==== DATA TO USE

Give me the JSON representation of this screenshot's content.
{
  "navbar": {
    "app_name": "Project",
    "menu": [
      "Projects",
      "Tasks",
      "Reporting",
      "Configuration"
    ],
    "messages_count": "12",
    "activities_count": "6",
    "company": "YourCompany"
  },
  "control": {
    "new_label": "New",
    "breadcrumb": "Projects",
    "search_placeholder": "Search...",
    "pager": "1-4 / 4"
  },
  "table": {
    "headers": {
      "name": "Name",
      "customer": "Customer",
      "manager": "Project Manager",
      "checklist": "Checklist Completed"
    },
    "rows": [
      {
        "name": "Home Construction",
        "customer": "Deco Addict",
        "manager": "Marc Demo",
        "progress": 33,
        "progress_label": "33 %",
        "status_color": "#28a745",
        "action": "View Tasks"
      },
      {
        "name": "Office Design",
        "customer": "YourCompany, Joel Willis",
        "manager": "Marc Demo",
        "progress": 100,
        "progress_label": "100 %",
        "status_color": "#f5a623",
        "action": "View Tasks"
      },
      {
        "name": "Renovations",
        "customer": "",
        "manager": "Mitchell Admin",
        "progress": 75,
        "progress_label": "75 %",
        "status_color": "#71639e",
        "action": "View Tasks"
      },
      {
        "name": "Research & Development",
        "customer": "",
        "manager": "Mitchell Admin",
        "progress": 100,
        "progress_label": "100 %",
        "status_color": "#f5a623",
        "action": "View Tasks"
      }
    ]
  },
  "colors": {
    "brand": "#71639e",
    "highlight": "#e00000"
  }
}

========

**CHALLENGE**
Give the entries again in full, exactly as they are written.

**SOLVED PROBLEM**
Give me the JSON representation of this screenshot's content.
{
  "navbar": {
    "app_name": "Project",
    "menu": [
      "Projects",
      "Tasks",
      "Reporting",
      "Configuration"
    ],
    "messages_count": "12",
    "activities_count": "6",
    "company": "YourCompany"
  },
  "control": {
    "new_label": "New",
    "breadcrumb": "Projects",
    "search_placeholder": "Search...",
    "pager": "1-4 / 4"
  },
  "table": {
    "headers": {
      "name": "Name",
      "customer": "Customer",
      "manager": "Project Manager",
      "checklist": "Checklist Completed"
    },
    "rows": [
      {
        "name": "Home Construction",
        "customer": "Deco Addict",
        "manager": "Marc Demo",
        "progress": 33,
        "progress_label": "33 %",
        "status_color": "#28a745",
        "action": "View Tasks"
      },
      {
        "name": "Office Design",
        "customer": "YourCompany, Joel Willis",
        "manager": "Marc Demo",
        "progress": 100,
        "progress_label": "100 %",
        "status_color": "#f5a623",
        "action": "View Tasks"
      },
      {
        "name": "Renovations",
        "customer": "",
        "manager": "Mitchell Admin",
        "progress": 75,
        "progress_label": "75 %",
        "status_color": "#71639e",
        "action": "View Tasks"
      },
      {
        "name": "Research & Development",
        "customer": "",
        "manager": "Mitchell Admin",
        "progress": 100,
        "progress_label": "100 %",
        "status_color": "#f5a623",
        "action": "View Tasks"
      }
    ]
  },
  "colors": {
    "brand": "#71639e",
    "highlight": "#e00000"
  }
}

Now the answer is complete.